■ What to do: Make an exact copy of the entries below.

Start of Records

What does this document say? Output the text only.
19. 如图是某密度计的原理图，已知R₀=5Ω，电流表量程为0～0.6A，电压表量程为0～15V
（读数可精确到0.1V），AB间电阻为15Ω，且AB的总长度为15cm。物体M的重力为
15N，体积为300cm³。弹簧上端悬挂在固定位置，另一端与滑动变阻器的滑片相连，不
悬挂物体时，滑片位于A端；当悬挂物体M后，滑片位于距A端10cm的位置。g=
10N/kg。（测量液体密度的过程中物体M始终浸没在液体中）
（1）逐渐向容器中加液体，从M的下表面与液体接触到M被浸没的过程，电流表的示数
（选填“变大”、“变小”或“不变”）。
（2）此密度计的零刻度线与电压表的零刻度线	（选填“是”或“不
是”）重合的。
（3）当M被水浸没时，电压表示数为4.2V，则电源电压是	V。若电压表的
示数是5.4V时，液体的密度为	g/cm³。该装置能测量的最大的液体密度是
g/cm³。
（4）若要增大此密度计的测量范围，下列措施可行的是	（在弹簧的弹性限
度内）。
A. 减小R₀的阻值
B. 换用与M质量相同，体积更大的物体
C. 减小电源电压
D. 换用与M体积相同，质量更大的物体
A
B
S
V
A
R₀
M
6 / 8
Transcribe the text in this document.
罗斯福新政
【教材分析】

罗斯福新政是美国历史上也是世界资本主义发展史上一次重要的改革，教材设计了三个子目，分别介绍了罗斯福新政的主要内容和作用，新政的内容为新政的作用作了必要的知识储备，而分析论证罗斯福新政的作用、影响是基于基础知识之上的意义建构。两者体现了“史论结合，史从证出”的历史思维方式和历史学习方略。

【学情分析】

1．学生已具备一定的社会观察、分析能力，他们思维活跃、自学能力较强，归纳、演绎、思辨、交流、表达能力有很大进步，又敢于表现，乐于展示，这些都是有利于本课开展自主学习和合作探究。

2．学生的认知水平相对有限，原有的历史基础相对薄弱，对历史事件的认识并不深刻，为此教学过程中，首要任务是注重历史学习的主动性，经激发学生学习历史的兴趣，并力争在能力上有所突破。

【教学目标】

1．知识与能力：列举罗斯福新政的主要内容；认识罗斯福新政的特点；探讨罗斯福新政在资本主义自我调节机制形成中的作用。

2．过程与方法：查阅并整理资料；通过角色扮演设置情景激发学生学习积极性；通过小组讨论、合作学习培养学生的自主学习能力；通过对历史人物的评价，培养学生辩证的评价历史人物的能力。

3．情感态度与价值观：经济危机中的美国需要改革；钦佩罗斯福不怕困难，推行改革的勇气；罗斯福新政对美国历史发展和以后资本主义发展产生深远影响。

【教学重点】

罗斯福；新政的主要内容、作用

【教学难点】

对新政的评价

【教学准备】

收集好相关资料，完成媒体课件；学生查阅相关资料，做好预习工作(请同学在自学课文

End of Records

■ Expected answer:
What does this document say? Output the text only.
19. 如图是某密度计的原理图，已知R₀=5Ω，电流表量程为0～0.6A，电压表量程为0～15V
（读数可精确到0.1V），AB间电阻为15Ω，且AB的总长度为15cm。物体M的重力为
15N，体积为300cm³。弹簧上端悬挂在固定位置，另一端与滑动变阻器的滑片相连，不
悬挂物体时，滑片位于A端；当悬挂物体M后，滑片位于距A端10cm的位置。g=
10N/kg。（测量液体密度的过程中物体M始终浸没在液体中）
（1）逐渐向容器中加液体，从M的下表面与液体接触到M被浸没的过程，电流表的示数
（选填“变大”、“变小”或“不变”）。
（2）此密度计的零刻度线与电压表的零刻度线	（选填“是”或“不
是”）重合的。
（3）当M被水浸没时，电压表示数为4.2V，则电源电压是	V。若电压表的
示数是5.4V时，液体的密度为	g/cm³。该装置能测量的最大的液体密度是
g/cm³。
（4）若要增大此密度计的测量范围，下列措施可行的是	（在弹簧的弹性限
度内）。
A. 减小R₀的阻值
B. 换用与M质量相同，体积更大的物体
C. 减小电源电压
D. 换用与M体积相同，质量更大的物体
A
B
S
V
A
R₀
M
6 / 8
Transcribe the text in this document.
罗斯福新政
【教材分析】

罗斯福新政是美国历史上也是世界资本主义发展史上一次重要的改革，教材设计了三个子目，分别介绍了罗斯福新政的主要内容和作用，新政的内容为新政的作用作了必要的知识储备，而分析论证罗斯福新政的作用、影响是基于基础知识之上的意义建构。两者体现了“史论结合，史从证出”的历史思维方式和历史学习方略。

【学情分析】

1．学生已具备一定的社会观察、分析能力，他们思维活跃、自学能力较强，归纳、演绎、思辨、交流、表达能力有很大进步，又敢于表现，乐于展示，这些都是有利于本课开展自主学习和合作探究。

2．学生的认知水平相对有限，原有的历史基础相对薄弱，对历史事件的认识并不深刻，为此教学过程中，首要任务是注重历史学习的主动性，经激发学生学习历史的兴趣，并力争在能力上有所突破。

【教学目标】

1．知识与能力：列举罗斯福新政的主要内容；认识罗斯福新政的特点；探讨罗斯福新政在资本主义自我调节机制形成中的作用。

2．过程与方法：查阅并整理资料；通过角色扮演设置情景激发学生学习积极性；通过小组讨论、合作学习培养学生的自主学习能力；通过对历史人物的评价，培养学生辩证的评价历史人物的能力。

3．情感态度与价值观：经济危机中的美国需要改革；钦佩罗斯福不怕困难，推行改革的勇气；罗斯福新政对美国历史发展和以后资本主义发展产生深远影响。

【教学重点】

罗斯福；新政的主要内容、作用

【教学难点】

对新政的评价

【教学准备】

收集好相关资料，完成媒体课件；学生查阅相关资料，做好预习工作(请同学在自学课文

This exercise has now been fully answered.